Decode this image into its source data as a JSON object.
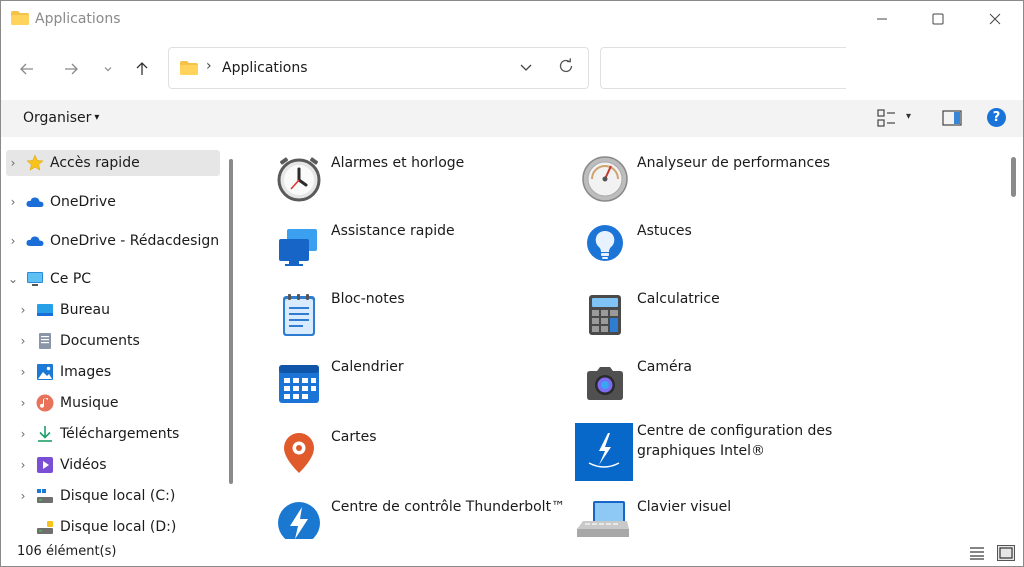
{
  "window": {
    "title": "Applications",
    "controls": {
      "minimize": "—",
      "maximize": "☐",
      "close": "✕"
    }
  },
  "nav": {
    "back": "←",
    "forward": "→",
    "recent": "⌄",
    "up": "↑"
  },
  "address": {
    "separator": "›",
    "path": "Applications",
    "dropdown": "⌄",
    "refresh": "↻"
  },
  "search": {
    "placeholder": ""
  },
  "toolbar": {
    "organiser_label": "Organiser",
    "organiser_caret": "▾",
    "view_caret": "▾",
    "help": "?"
  },
  "sidebar": {
    "items": [
      {
        "label": "Accès rapide",
        "icon": "star-icon",
        "selected": true
      },
      {
        "label": "OneDrive",
        "icon": "cloud-icon"
      },
      {
        "label": "OneDrive - Rédacdesign",
        "icon": "cloud-icon"
      },
      {
        "label": "Ce PC",
        "icon": "computer-icon",
        "expanded": true
      },
      {
        "label": "Bureau",
        "icon": "desktop-icon"
      },
      {
        "label": "Documents",
        "icon": "documents-icon"
      },
      {
        "label": "Images",
        "icon": "images-icon"
      },
      {
        "label": "Musique",
        "icon": "music-icon"
      },
      {
        "label": "Téléchargements",
        "icon": "downloads-icon"
      },
      {
        "label": "Vidéos",
        "icon": "videos-icon"
      },
      {
        "label": "Disque local (C:)",
        "icon": "drive-c-icon"
      },
      {
        "label": "Disque local (D:)",
        "icon": "drive-d-icon"
      }
    ],
    "chevron_right": "›",
    "chevron_down": "⌄"
  },
  "apps": [
    {
      "label": "Alarmes et horloge",
      "icon": "clock-icon"
    },
    {
      "label": "Analyseur de performances",
      "icon": "gauge-icon"
    },
    {
      "label": "Assistance rapide",
      "icon": "quick-assist-icon"
    },
    {
      "label": "Astuces",
      "icon": "lightbulb-icon"
    },
    {
      "label": "Bloc-notes",
      "icon": "notepad-icon"
    },
    {
      "label": "Calculatrice",
      "icon": "calculator-icon"
    },
    {
      "label": "Calendrier",
      "icon": "calendar-icon"
    },
    {
      "label": "Caméra",
      "icon": "camera-icon"
    },
    {
      "label": "Cartes",
      "icon": "map-pin-icon"
    },
    {
      "label": "Centre de configuration des graphiques Intel®",
      "icon": "intel-graphics-icon"
    },
    {
      "label": "Centre de contrôle Thunderbolt™",
      "icon": "thunderbolt-icon"
    },
    {
      "label": "Clavier visuel",
      "icon": "keyboard-icon"
    }
  ],
  "status": {
    "count": "106 élément(s)"
  },
  "colors": {
    "accent": "#1a73d9",
    "folder": "#f5c146",
    "selected_bg": "#e6e6e6",
    "toolbar_bg": "#f3f3f3"
  }
}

→ **Set problem**
Search the data for the word "OneDrive" and copy each line where it appears.

→ **Reply to the task**
        "label": "OneDrive",
        "label": "OneDrive - Rédacdesign",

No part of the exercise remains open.